To do:
Return every line of the data below that includes the string "detached".

Material for this task:
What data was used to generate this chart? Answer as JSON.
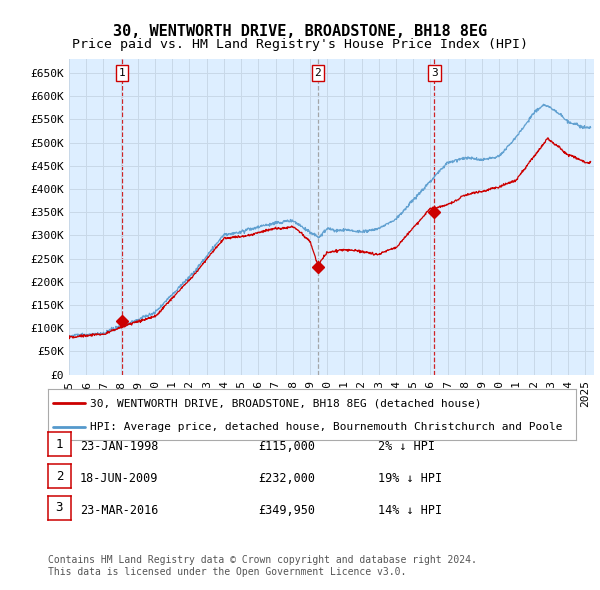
{
  "title": "30, WENTWORTH DRIVE, BROADSTONE, BH18 8EG",
  "subtitle": "Price paid vs. HM Land Registry's House Price Index (HPI)",
  "ylabel_ticks": [
    "£0",
    "£50K",
    "£100K",
    "£150K",
    "£200K",
    "£250K",
    "£300K",
    "£350K",
    "£400K",
    "£450K",
    "£500K",
    "£550K",
    "£600K",
    "£650K"
  ],
  "ytick_values": [
    0,
    50000,
    100000,
    150000,
    200000,
    250000,
    300000,
    350000,
    400000,
    450000,
    500000,
    550000,
    600000,
    650000
  ],
  "ylim": [
    0,
    680000
  ],
  "xlim_start": 1995.0,
  "xlim_end": 2025.5,
  "sale_dates": [
    1998.07,
    2009.46,
    2016.23
  ],
  "sale_prices": [
    115000,
    232000,
    349950
  ],
  "sale_labels": [
    "1",
    "2",
    "3"
  ],
  "sale_vline_styles": [
    "red_dashed",
    "gray_dashed",
    "red_dashed"
  ],
  "hpi_color": "#5599cc",
  "price_color": "#cc0000",
  "vline_red_color": "#cc0000",
  "vline_gray_color": "#999999",
  "bg_plot": "#ddeeff",
  "bg_fig": "#ffffff",
  "grid_color": "#c8d8e8",
  "legend_entry1": "30, WENTWORTH DRIVE, BROADSTONE, BH18 8EG (detached house)",
  "legend_entry2": "HPI: Average price, detached house, Bournemouth Christchurch and Poole",
  "table_rows": [
    [
      "1",
      "23-JAN-1998",
      "£115,000",
      "2% ↓ HPI"
    ],
    [
      "2",
      "18-JUN-2009",
      "£232,000",
      "19% ↓ HPI"
    ],
    [
      "3",
      "23-MAR-2016",
      "£349,950",
      "14% ↓ HPI"
    ]
  ],
  "footnote": "Contains HM Land Registry data © Crown copyright and database right 2024.\nThis data is licensed under the Open Government Licence v3.0.",
  "title_fontsize": 11,
  "subtitle_fontsize": 9.5,
  "tick_fontsize": 8,
  "legend_fontsize": 8,
  "table_fontsize": 8.5,
  "footnote_fontsize": 7
}
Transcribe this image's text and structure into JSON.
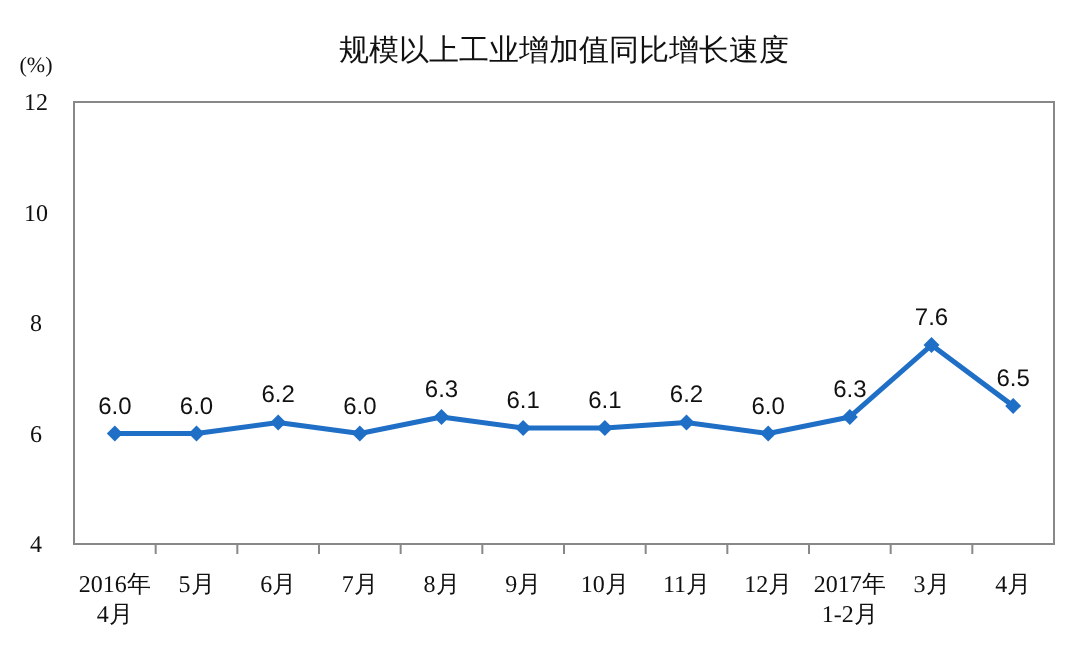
{
  "chart_data": {
    "type": "line",
    "title": "规模以上工业增加值同比增长速度",
    "ylabel": "(%)",
    "categories": [
      "2016年\n4月",
      "5月",
      "6月",
      "7月",
      "8月",
      "9月",
      "10月",
      "11月",
      "12月",
      "2017年\n1-2月",
      "3月",
      "4月"
    ],
    "series": [
      {
        "color": "#1f6fc6",
        "values": [
          6.0,
          6.0,
          6.2,
          6.0,
          6.3,
          6.1,
          6.1,
          6.2,
          6.0,
          6.3,
          7.6,
          6.5
        ],
        "value_labels": [
          "6.0",
          "6.0",
          "6.2",
          "6.0",
          "6.3",
          "6.1",
          "6.1",
          "6.2",
          "6.0",
          "6.3",
          "7.6",
          "6.5"
        ]
      }
    ],
    "ylim": [
      4,
      12
    ],
    "yticks": [
      4,
      6,
      8,
      10,
      12
    ],
    "grid": false,
    "marker": "diamond",
    "line_style": "solid"
  }
}
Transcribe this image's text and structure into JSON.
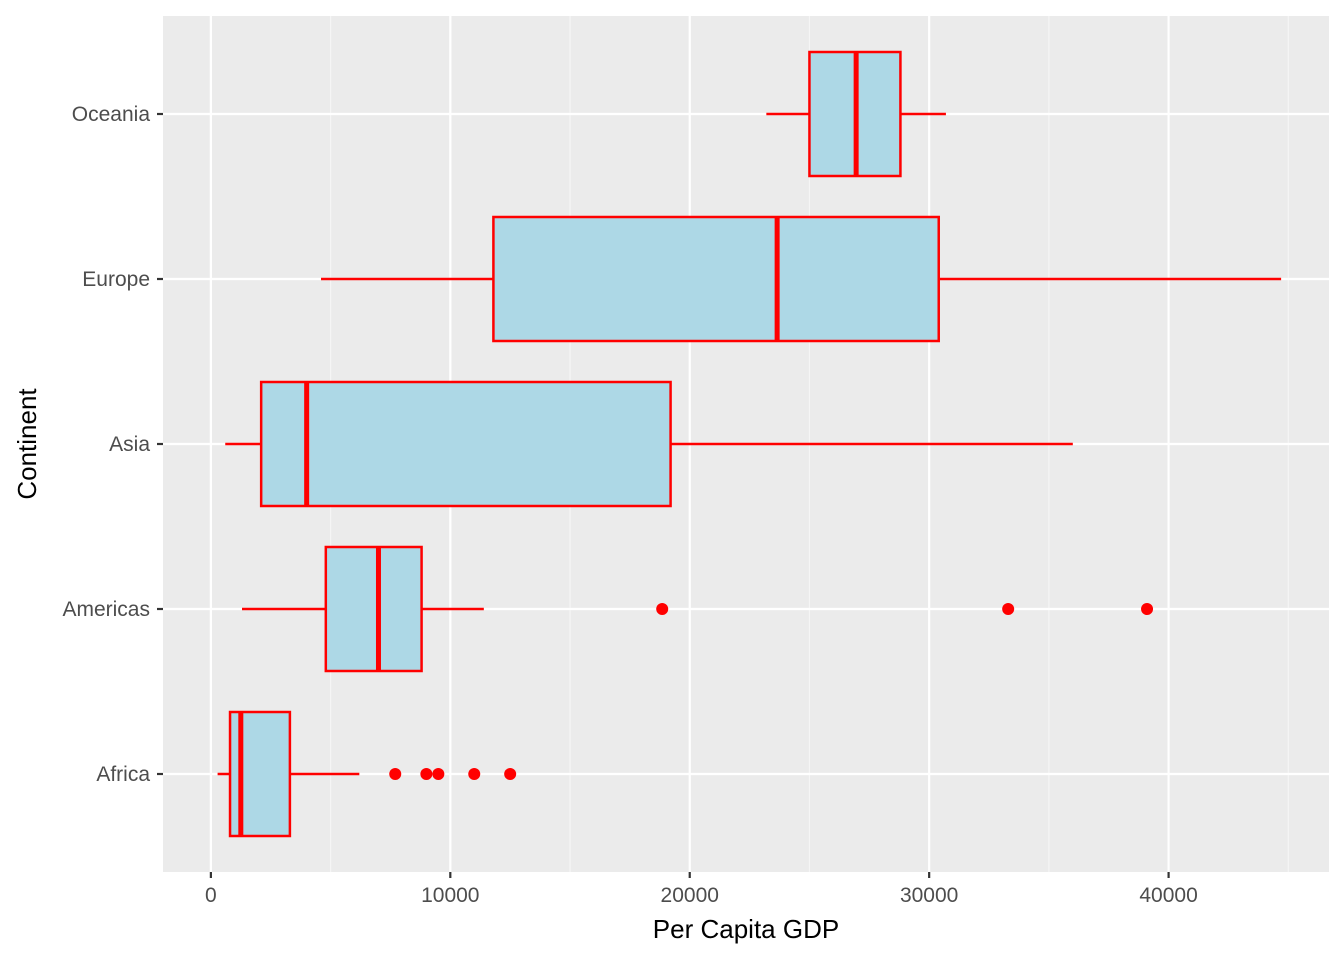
{
  "chart_data": {
    "type": "boxplot",
    "orientation": "horizontal",
    "title": "",
    "xlabel": "Per Capita GDP",
    "ylabel": "Continent",
    "xlim": [
      -2000,
      46700
    ],
    "x_ticks": [
      0,
      10000,
      20000,
      30000,
      40000
    ],
    "x_tick_labels": [
      "0",
      "10000",
      "20000",
      "30000",
      "40000"
    ],
    "categories": [
      "Africa",
      "Americas",
      "Asia",
      "Europe",
      "Oceania"
    ],
    "boxes": [
      {
        "category": "Africa",
        "whisker_low": 280,
        "q1": 800,
        "median": 1250,
        "q3": 3300,
        "whisker_high": 6200,
        "outliers": [
          7700,
          9000,
          9500,
          11000,
          12500
        ]
      },
      {
        "category": "Americas",
        "whisker_low": 1300,
        "q1": 4800,
        "median": 7000,
        "q3": 8800,
        "whisker_high": 11400,
        "outliers": [
          18850,
          33300,
          39100
        ]
      },
      {
        "category": "Asia",
        "whisker_low": 600,
        "q1": 2100,
        "median": 4000,
        "q3": 19200,
        "whisker_high": 36000,
        "outliers": []
      },
      {
        "category": "Europe",
        "whisker_low": 4600,
        "q1": 11800,
        "median": 23650,
        "q3": 30400,
        "whisker_high": 44700,
        "outliers": []
      },
      {
        "category": "Oceania",
        "whisker_low": 23200,
        "q1": 25000,
        "median": 26950,
        "q3": 28800,
        "whisker_high": 30700,
        "outliers": []
      }
    ],
    "grid": true,
    "legend": "none",
    "colors": {
      "panel_background": "#ebebeb",
      "grid_major": "#ffffff",
      "grid_minor": "#f5f5f5",
      "box_fill": "#add8e6",
      "box_outline": "#ff0000",
      "outlier": "#ff0000"
    }
  }
}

Full output:
  "legend_entry1": "30, WENTWORTH DRIVE, BROADSTONE, BH18 8EG (detached house)",
  "legend_entry2": "HPI: Average price, detached house, Bournemouth Christchurch and Poole",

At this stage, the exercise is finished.